-- Texte de l'exercice --
L'écart budgétaire des entreprises pénalise le SaaS traditionnel
Traduction et résumé rédigés :
Résumé et traduction réalisés par Le Fil IA à partir de The Information AI. Lire l'article original →
Sanofi, le groupe biopharmaceutique français, a développé un agent d'intelligence artificielle interne construit avec Claude Code, l'outil de programmation d'Anthropic, combiné à des logiciels fournis par Elementum, une startup spécialisée en IA. Objectif affiché : réduire l'usage de ServiceNow, la plateforme de gestion informatique largement déployée dans les grandes entreprises. Ce cas concret illustre un mouvement plus large observé dans le monde de l'entreprise, où les budgets technologiques basculent progressivement vers l'IA proposée par Anthropic et d'autres fournisseurs récents, au détriment des éditeurs de logiciels traditionnels.
Ce déplacement de budget fragilise les acteurs historiques du logiciel d'entreprise et des services informatiques, qui doivent désormais se disputer une part réduite des dépenses IT. Des entreprises comme Sanofi, capables de construire elles-mêmes des agents IA sur mesure, remettent en question la nécessité de licences coûteuses pour des outils comme ServiceNow, dont les fonctions peuvent en partie être reproduites ou remplacées par des systèmes développés en interne, plus flexibles et directement adaptés aux besoins métier.

-- Données de l'exercice --
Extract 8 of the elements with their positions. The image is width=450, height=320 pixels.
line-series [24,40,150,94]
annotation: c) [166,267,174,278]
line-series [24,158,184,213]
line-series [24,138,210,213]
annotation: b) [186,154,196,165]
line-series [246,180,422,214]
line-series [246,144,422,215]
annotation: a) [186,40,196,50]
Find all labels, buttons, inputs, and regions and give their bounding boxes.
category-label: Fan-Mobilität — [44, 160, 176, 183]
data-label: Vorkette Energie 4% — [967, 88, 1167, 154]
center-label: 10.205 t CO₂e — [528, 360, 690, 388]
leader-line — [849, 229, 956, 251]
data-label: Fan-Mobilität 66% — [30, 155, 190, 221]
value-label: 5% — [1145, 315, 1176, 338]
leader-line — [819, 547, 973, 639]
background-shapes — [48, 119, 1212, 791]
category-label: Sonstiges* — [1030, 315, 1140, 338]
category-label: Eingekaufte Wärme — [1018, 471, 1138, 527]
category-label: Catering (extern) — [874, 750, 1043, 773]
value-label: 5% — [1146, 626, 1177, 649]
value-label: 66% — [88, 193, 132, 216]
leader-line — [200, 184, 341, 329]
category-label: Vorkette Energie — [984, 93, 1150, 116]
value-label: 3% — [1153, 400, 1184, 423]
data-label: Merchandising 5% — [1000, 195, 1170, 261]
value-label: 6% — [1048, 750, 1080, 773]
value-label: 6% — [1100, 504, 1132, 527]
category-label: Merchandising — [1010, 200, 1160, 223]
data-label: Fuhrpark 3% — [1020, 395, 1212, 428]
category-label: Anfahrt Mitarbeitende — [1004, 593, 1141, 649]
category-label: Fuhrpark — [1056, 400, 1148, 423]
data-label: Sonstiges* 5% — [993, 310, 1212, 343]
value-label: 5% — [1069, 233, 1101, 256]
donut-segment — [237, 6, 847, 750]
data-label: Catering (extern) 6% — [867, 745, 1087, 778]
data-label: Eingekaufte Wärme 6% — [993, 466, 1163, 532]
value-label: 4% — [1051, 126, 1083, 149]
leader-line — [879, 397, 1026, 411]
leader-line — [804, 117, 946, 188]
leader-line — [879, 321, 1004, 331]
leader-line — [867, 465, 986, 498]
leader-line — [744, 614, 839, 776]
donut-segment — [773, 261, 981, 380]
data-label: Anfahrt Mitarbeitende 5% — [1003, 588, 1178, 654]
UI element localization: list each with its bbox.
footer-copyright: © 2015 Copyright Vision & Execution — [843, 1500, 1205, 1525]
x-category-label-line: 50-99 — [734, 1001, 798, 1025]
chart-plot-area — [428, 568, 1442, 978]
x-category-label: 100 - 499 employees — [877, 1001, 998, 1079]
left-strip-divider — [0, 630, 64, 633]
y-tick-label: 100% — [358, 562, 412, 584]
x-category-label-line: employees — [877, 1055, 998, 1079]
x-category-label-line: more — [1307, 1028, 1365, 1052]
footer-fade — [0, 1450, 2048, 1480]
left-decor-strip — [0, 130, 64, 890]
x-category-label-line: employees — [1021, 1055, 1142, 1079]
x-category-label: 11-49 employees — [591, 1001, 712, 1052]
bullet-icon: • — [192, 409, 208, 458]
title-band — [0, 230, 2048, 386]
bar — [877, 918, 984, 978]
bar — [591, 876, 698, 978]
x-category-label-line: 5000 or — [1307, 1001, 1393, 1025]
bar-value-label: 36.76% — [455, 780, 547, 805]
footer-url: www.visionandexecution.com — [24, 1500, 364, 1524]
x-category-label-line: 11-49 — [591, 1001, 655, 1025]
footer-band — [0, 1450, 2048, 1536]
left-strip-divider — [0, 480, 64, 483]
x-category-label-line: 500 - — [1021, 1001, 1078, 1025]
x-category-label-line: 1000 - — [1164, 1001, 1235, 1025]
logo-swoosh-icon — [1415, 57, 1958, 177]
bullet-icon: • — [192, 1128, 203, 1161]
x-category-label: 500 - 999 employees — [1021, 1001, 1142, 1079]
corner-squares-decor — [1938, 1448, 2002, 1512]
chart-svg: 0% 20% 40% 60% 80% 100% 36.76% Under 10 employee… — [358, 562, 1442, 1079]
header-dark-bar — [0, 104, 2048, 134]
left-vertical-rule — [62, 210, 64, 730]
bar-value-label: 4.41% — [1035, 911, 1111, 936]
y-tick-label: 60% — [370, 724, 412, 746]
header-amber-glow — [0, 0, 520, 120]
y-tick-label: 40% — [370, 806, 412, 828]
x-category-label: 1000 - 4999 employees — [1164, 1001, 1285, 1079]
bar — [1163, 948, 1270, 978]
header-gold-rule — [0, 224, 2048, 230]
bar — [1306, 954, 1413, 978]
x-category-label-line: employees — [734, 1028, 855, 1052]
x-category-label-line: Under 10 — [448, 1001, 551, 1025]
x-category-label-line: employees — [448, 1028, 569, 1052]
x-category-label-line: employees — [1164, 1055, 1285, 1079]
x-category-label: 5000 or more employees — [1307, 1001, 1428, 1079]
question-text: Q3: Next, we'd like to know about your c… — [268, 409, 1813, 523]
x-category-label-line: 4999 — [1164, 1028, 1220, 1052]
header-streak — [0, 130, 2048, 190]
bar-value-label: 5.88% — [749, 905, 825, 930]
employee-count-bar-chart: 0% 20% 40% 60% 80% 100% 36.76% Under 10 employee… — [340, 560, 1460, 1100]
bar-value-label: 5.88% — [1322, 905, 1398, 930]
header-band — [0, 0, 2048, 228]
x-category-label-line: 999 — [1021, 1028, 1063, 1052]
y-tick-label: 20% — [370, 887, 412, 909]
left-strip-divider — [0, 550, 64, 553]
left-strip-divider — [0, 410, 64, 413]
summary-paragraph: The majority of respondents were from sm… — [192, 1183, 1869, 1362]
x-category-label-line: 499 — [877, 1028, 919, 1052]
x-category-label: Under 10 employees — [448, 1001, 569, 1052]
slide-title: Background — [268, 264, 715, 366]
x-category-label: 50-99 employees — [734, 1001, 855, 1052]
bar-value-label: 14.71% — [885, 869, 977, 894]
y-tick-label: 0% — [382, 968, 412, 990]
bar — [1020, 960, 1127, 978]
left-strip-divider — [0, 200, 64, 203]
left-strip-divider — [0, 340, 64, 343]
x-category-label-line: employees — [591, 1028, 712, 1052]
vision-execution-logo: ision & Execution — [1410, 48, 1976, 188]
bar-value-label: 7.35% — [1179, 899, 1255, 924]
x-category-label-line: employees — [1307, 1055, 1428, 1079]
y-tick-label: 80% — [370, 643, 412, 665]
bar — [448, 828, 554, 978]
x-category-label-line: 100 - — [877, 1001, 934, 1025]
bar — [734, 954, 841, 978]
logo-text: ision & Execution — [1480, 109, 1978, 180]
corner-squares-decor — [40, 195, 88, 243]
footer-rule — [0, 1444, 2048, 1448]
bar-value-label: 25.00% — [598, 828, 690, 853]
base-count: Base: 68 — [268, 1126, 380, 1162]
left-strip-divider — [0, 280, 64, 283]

-- Consignes de l'exercice --
**1)** Répondez aux questions suivantes à partir du texte sur Sanofi.
(a) Quelle startup fournit les logiciels combinés à Claude Code dans l'agent interne de Sanofi ?
(b) De quelle plateforme Sanofi veut-il réduire l'usage ?
(c) Que doivent désormais faire les acteurs historiques du logiciel d'entreprise et des services informatiques ?
**2)** Recopiez mot pour mot le passage du texte sur Sanofi qui s'ouvre sur les mots « Ce déplacement de » et se ferme sur les mots « aux besoins métier. ».
Les lignes sont tirées d'une source différente de celle du texte.

-- Corrigé par consigne --
**1)**
(a) Elementum, une startup spécialisée en IA.
(b) ServiceNow, la plateforme de gestion informatique.
(c) Ils doivent se disputer une part réduite des dépenses IT.

**2)**
Ce déplacement de budget fragilise les acteurs historiques du logiciel d'entreprise et des services informatiques, qui doivent désormais se disputer une part réduite des dépenses IT. Des entreprises comme Sanofi, capables de construire elles-mêmes des agents IA sur mesure, remettent en question la nécessité de licences coûteuses pour des outils comme ServiceNow, dont les fonctions peuvent en partie être reproduites ou remplacées par des systèmes développés en interne, plus flexibles et directement adaptés aux besoins métier.